## Task requirements
Answer these questions about the SpecPeptidOMS text:
(a) Which author is listed as the presenting author?
(b) About how many spectra per hour can SpecPeptidOMS process on an off-to-shelf laptop?
(c) In what language is SpecPeptidOMS written?

Author(s)

  • Emile Benoist | LS2N | 2 chemin de la houssinière, 44300, Nantes, France
  • Géraldine Jean (Presenting Author) | LS2N | 2 chemin de la houssinière, 44300 , Nantes, France
  • Hélène Rogniaux | INRAE | Impasse Yvette Cauchois, 44300, Nantes, France
  • Guillaume Fertin | LS2N | 2 chemin de la houssinière, 44300, Nantes, France
  • Dominique Tessier | INRAE | Impasse Yvette Cauchois, 44300, Nantes, France

Abstract

Peptidomics is an emerging field of the omics sciences, that refers to the identification of the pool of peptides present in a biological fluid or tissue. The field has grown rapidly in the past few years because endogenous and non endogenous peptides have been shown to be of great interest. In practice, most studies in peptidomics use software and workflows derived from bottom-up proteomics. However, the peptidome has specificities that distinguish it from the peptides studied in proteomics: peptides have no predictable end while peptides in proteomics are most often derived from the tryptic hydrolysis of proteins; they can be very small and highly modified. We developed SpecPeptidOMS, a software that was specifically designed for peptidomics. It directly aligns peptide fragmentation spectra to whole and undigested protein sequences. Thus, SpecPeptidOMS can perform alignments starting and ending anywhere in the protein sequence. The underlying computational method, which is based on a dynamic programming approach, is highly optimized. As a result, SpecPeptidOMS can process around 12,000 spectra per hour on an off-to-shelf laptop, with alignment performed against the entire human proteome. The results obtained on two different data sets (synthetic nontryptic spectra and HEK293, a well−known proteomics data set) show the ability of SpecPeptidOMS to identify peptides in a peptidomics context. SpecPeptidOMS is open-source, cross-platform (written in java), and freely available.

## Dataset excerpts

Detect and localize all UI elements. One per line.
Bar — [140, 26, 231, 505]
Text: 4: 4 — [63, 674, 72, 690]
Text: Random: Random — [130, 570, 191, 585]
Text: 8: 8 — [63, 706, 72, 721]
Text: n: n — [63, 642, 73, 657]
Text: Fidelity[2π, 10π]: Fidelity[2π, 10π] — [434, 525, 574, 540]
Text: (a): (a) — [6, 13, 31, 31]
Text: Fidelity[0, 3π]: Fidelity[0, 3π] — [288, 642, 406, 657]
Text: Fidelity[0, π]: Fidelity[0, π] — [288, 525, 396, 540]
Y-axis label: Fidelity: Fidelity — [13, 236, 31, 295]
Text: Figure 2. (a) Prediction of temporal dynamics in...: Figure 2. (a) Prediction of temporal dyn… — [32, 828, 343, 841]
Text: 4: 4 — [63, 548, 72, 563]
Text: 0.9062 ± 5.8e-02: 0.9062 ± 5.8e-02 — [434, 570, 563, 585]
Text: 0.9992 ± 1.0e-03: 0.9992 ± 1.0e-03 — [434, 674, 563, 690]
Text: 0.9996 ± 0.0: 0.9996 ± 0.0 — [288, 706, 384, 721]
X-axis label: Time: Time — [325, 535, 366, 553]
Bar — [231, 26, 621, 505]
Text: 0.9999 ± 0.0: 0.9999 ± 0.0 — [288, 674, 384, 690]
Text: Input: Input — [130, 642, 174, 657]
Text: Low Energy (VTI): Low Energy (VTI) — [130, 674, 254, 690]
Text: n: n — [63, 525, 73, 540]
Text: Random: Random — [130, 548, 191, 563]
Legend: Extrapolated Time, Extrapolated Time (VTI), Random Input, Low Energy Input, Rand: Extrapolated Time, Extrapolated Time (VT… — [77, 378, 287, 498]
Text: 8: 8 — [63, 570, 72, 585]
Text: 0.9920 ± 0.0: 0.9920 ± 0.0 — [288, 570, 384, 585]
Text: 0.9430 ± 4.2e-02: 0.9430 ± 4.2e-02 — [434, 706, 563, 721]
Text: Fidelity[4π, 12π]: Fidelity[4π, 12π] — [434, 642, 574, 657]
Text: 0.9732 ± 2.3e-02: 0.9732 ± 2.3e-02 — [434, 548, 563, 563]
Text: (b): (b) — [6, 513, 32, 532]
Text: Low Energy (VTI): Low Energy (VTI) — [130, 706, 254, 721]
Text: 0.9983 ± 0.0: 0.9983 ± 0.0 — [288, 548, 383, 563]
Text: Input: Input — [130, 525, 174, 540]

## Response
(a) Géraldine Jean
(b) Around 12,000
(c) Java